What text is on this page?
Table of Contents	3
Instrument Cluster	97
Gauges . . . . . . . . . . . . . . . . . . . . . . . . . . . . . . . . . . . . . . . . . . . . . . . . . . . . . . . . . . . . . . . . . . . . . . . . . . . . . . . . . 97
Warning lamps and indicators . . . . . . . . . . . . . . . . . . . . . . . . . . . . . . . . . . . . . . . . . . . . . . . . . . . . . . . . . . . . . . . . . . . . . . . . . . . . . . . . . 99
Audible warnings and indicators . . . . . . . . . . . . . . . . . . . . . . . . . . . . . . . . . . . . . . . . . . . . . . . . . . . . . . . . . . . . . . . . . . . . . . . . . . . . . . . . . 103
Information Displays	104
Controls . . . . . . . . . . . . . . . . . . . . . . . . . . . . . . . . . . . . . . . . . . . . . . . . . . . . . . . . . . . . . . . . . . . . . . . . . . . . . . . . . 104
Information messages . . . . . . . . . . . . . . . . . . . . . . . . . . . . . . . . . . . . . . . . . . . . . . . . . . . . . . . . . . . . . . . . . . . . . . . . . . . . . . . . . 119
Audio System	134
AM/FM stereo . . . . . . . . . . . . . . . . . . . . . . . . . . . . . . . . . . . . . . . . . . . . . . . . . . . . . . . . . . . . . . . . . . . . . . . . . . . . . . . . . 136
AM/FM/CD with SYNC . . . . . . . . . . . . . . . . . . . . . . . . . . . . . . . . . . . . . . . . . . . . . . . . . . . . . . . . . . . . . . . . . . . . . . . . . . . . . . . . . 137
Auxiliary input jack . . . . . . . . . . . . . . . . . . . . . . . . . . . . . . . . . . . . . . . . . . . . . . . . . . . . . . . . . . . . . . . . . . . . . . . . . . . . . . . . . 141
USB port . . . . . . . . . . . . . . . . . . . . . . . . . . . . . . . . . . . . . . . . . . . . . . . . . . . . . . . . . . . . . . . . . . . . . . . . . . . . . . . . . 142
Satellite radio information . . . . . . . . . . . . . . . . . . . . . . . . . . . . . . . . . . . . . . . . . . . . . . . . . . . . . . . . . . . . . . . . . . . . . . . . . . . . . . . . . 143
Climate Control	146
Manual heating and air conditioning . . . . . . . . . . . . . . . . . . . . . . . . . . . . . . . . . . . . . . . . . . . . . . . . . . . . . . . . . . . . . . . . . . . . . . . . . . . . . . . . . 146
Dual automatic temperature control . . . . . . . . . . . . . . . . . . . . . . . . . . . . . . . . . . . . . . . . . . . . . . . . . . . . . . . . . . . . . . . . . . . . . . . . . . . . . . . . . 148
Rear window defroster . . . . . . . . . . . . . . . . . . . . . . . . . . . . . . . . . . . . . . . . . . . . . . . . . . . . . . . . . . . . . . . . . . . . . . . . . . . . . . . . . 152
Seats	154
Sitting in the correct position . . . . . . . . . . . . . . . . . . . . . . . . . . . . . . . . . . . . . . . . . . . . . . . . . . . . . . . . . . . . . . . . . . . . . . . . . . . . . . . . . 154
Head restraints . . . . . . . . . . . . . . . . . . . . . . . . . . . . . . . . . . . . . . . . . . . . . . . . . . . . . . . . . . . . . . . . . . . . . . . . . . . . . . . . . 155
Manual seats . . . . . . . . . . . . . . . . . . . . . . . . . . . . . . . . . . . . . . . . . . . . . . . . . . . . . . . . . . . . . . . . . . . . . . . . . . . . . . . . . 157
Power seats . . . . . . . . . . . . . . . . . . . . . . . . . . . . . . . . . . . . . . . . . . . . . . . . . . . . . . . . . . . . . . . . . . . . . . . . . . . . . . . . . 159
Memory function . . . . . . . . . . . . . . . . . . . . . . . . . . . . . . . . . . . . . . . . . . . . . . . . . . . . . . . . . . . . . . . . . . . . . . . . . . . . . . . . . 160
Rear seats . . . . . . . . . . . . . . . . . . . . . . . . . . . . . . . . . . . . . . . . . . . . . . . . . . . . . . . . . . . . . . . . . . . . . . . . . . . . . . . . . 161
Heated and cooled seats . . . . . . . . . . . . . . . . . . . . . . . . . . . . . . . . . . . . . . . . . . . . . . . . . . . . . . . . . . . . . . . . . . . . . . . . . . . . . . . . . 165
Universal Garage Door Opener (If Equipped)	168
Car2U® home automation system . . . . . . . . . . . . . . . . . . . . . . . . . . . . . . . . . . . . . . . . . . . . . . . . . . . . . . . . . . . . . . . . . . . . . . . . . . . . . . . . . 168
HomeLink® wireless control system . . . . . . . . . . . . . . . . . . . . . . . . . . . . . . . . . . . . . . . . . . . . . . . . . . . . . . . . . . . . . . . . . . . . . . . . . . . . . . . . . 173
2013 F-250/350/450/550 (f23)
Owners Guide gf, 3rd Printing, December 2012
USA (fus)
--*--
— Prompt —
Hand back the material above in full, exactly as written.

— Result of this task —
What text is on this page?
Table of Contents	3
Instrument Cluster	97
Gauges . . . . . . . . . . . . . . . . . . . . . . . . . . . . . . . . . . . . . . . . . . . . . . . . . . . . . . . . . . . . . . . . . . . . . . . . . . . . . . . . . 97
Warning lamps and indicators . . . . . . . . . . . . . . . . . . . . . . . . . . . . . . . . . . . . . . . . . . . . . . . . . . . . . . . . . . . . . . . . . . . . . . . . . . . . . . . . . 99
Audible warnings and indicators . . . . . . . . . . . . . . . . . . . . . . . . . . . . . . . . . . . . . . . . . . . . . . . . . . . . . . . . . . . . . . . . . . . . . . . . . . . . . . . . . 103
Information Displays	104
Controls . . . . . . . . . . . . . . . . . . . . . . . . . . . . . . . . . . . . . . . . . . . . . . . . . . . . . . . . . . . . . . . . . . . . . . . . . . . . . . . . . 104
Information messages . . . . . . . . . . . . . . . . . . . . . . . . . . . . . . . . . . . . . . . . . . . . . . . . . . . . . . . . . . . . . . . . . . . . . . . . . . . . . . . . . 119
Audio System	134
AM/FM stereo . . . . . . . . . . . . . . . . . . . . . . . . . . . . . . . . . . . . . . . . . . . . . . . . . . . . . . . . . . . . . . . . . . . . . . . . . . . . . . . . . 136
AM/FM/CD with SYNC . . . . . . . . . . . . . . . . . . . . . . . . . . . . . . . . . . . . . . . . . . . . . . . . . . . . . . . . . . . . . . . . . . . . . . . . . . . . . . . . . 137
Auxiliary input jack . . . . . . . . . . . . . . . . . . . . . . . . . . . . . . . . . . . . . . . . . . . . . . . . . . . . . . . . . . . . . . . . . . . . . . . . . . . . . . . . . 141
USB port . . . . . . . . . . . . . . . . . . . . . . . . . . . . . . . . . . . . . . . . . . . . . . . . . . . . . . . . . . . . . . . . . . . . . . . . . . . . . . . . . 142
Satellite radio information . . . . . . . . . . . . . . . . . . . . . . . . . . . . . . . . . . . . . . . . . . . . . . . . . . . . . . . . . . . . . . . . . . . . . . . . . . . . . . . . . 143
Climate Control	146
Manual heating and air conditioning . . . . . . . . . . . . . . . . . . . . . . . . . . . . . . . . . . . . . . . . . . . . . . . . . . . . . . . . . . . . . . . . . . . . . . . . . . . . . . . . . 146
Dual automatic temperature control . . . . . . . . . . . . . . . . . . . . . . . . . . . . . . . . . . . . . . . . . . . . . . . . . . . . . . . . . . . . . . . . . . . . . . . . . . . . . . . . . 148
Rear window defroster . . . . . . . . . . . . . . . . . . . . . . . . . . . . . . . . . . . . . . . . . . . . . . . . . . . . . . . . . . . . . . . . . . . . . . . . . . . . . . . . . 152
Seats	154
Sitting in the correct position . . . . . . . . . . . . . . . . . . . . . . . . . . . . . . . . . . . . . . . . . . . . . . . . . . . . . . . . . . . . . . . . . . . . . . . . . . . . . . . . . 154
Head restraints . . . . . . . . . . . . . . . . . . . . . . . . . . . . . . . . . . . . . . . . . . . . . . . . . . . . . . . . . . . . . . . . . . . . . . . . . . . . . . . . . 155
Manual seats . . . . . . . . . . . . . . . . . . . . . . . . . . . . . . . . . . . . . . . . . . . . . . . . . . . . . . . . . . . . . . . . . . . . . . . . . . . . . . . . . 157
Power seats . . . . . . . . . . . . . . . . . . . . . . . . . . . . . . . . . . . . . . . . . . . . . . . . . . . . . . . . . . . . . . . . . . . . . . . . . . . . . . . . . 159
Memory function . . . . . . . . . . . . . . . . . . . . . . . . . . . . . . . . . . . . . . . . . . . . . . . . . . . . . . . . . . . . . . . . . . . . . . . . . . . . . . . . . 160
Rear seats . . . . . . . . . . . . . . . . . . . . . . . . . . . . . . . . . . . . . . . . . . . . . . . . . . . . . . . . . . . . . . . . . . . . . . . . . . . . . . . . . 161
Heated and cooled seats . . . . . . . . . . . . . . . . . . . . . . . . . . . . . . . . . . . . . . . . . . . . . . . . . . . . . . . . . . . . . . . . . . . . . . . . . . . . . . . . . 165
Universal Garage Door Opener (If Equipped)	168
Car2U® home automation system . . . . . . . . . . . . . . . . . . . . . . . . . . . . . . . . . . . . . . . . . . . . . . . . . . . . . . . . . . . . . . . . . . . . . . . . . . . . . . . . . 168
HomeLink® wireless control system . . . . . . . . . . . . . . . . . . . . . . . . . . . . . . . . . . . . . . . . . . . . . . . . . . . . . . . . . . . . . . . . . . . . . . . . . . . . . . . . . 173
2013 F-250/350/450/550 (f23)
Owners Guide gf, 3rd Printing, December 2012
USA (fus)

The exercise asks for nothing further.